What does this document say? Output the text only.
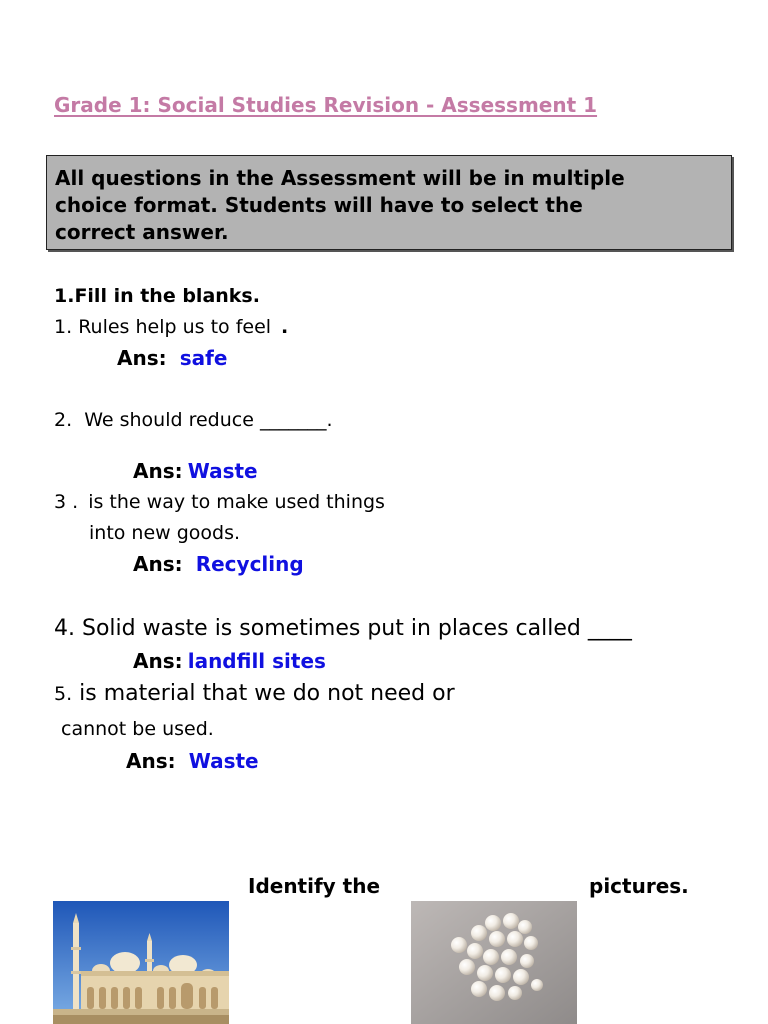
Grade 1: Social Studies Revision - Assessment 1

All questions in the Assessment will be in multiple

choice format. Students will have to select the

correct answer.

1.Fill in the blanks.
1. Rules help us to feel .
Ans: safe
2. We should reduce _______.
Ans: Waste
3 . is the way to make used things
into new goods.
Ans: Recycling
4. Solid waste is sometimes put in places called ____
Ans: landfill sites
5. is material that we do not need or
cannot be used.
Ans: Waste
Identify the	pictures.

•••

* Your instructions *
Reproduce the material word for word, minus the images.

* Task solution *
What does this document say? Output the text only.
Grade 1: Social Studies Revision - Assessment 1

All questions in the Assessment will be in multiple

choice format. Students will have to select the

correct answer.

1.Fill in the blanks.
1. Rules help us to feel .
Ans: safe
2. We should reduce _______.
Ans: Waste
3 . is the way to make used things
into new goods.
Ans: Recycling
4. Solid waste is sometimes put in places called ____
Ans: landfill sites
5. is material that we do not need or
cannot be used.
Ans: Waste
Identify the	pictures.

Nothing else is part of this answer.